**** Material for the task

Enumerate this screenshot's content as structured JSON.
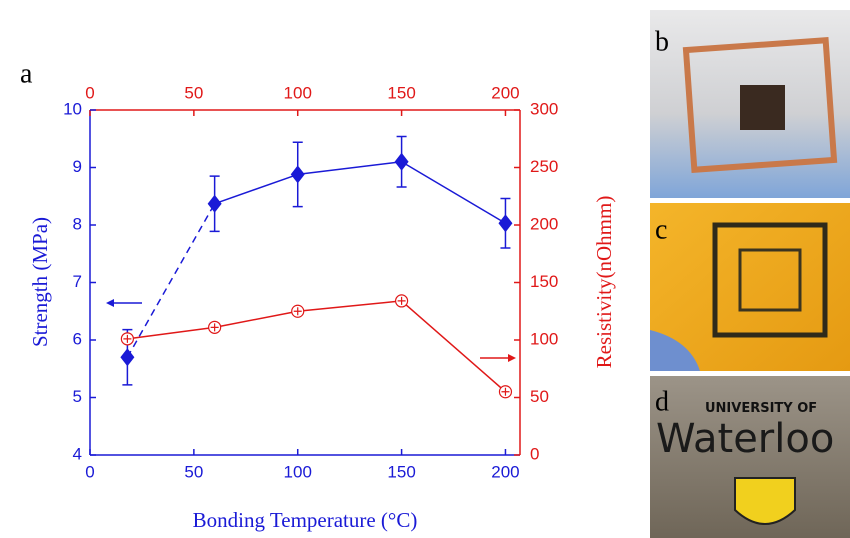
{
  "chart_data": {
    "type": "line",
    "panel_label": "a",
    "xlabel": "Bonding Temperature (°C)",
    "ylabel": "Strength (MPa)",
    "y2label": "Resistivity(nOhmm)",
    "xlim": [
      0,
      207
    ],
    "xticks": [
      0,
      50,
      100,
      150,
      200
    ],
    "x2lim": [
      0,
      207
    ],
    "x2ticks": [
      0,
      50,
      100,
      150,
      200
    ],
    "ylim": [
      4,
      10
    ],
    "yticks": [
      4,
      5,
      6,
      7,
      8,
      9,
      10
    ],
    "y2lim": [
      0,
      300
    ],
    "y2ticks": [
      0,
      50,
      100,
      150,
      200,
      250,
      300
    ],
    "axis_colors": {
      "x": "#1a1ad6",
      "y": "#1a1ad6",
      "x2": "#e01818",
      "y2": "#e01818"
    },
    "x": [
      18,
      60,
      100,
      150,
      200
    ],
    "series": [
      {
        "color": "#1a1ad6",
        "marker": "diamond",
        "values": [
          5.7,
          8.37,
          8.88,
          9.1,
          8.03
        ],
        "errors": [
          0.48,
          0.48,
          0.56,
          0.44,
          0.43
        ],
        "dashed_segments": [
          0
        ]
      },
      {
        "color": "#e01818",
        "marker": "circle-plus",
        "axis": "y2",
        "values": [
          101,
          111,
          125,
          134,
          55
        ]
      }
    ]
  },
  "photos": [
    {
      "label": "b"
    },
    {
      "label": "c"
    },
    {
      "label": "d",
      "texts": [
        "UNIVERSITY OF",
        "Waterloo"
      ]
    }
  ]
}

********

Copy out every line of the material above exactly, skipping the pictures.

Enumerate this screenshot's content as structured JSON.
{
  "chart_data": {
    "type": "line",
    "panel_label": "a",
    "xlabel": "Bonding Temperature (°C)",
    "ylabel": "Strength (MPa)",
    "y2label": "Resistivity(nOhmm)",
    "xlim": [
      0,
      207
    ],
    "xticks": [
      0,
      50,
      100,
      150,
      200
    ],
    "x2lim": [
      0,
      207
    ],
    "x2ticks": [
      0,
      50,
      100,
      150,
      200
    ],
    "ylim": [
      4,
      10
    ],
    "yticks": [
      4,
      5,
      6,
      7,
      8,
      9,
      10
    ],
    "y2lim": [
      0,
      300
    ],
    "y2ticks": [
      0,
      50,
      100,
      150,
      200,
      250,
      300
    ],
    "axis_colors": {
      "x": "#1a1ad6",
      "y": "#1a1ad6",
      "x2": "#e01818",
      "y2": "#e01818"
    },
    "x": [
      18,
      60,
      100,
      150,
      200
    ],
    "series": [
      {
        "color": "#1a1ad6",
        "marker": "diamond",
        "values": [
          5.7,
          8.37,
          8.88,
          9.1,
          8.03
        ],
        "errors": [
          0.48,
          0.48,
          0.56,
          0.44,
          0.43
        ],
        "dashed_segments": [
          0
        ]
      },
      {
        "color": "#e01818",
        "marker": "circle-plus",
        "axis": "y2",
        "values": [
          101,
          111,
          125,
          134,
          55
        ]
      }
    ]
  },
  "photos": [
    {
      "label": "b"
    },
    {
      "label": "c"
    },
    {
      "label": "d",
      "texts": [
        "UNIVERSITY OF",
        "Waterloo"
      ]
    }
  ]
}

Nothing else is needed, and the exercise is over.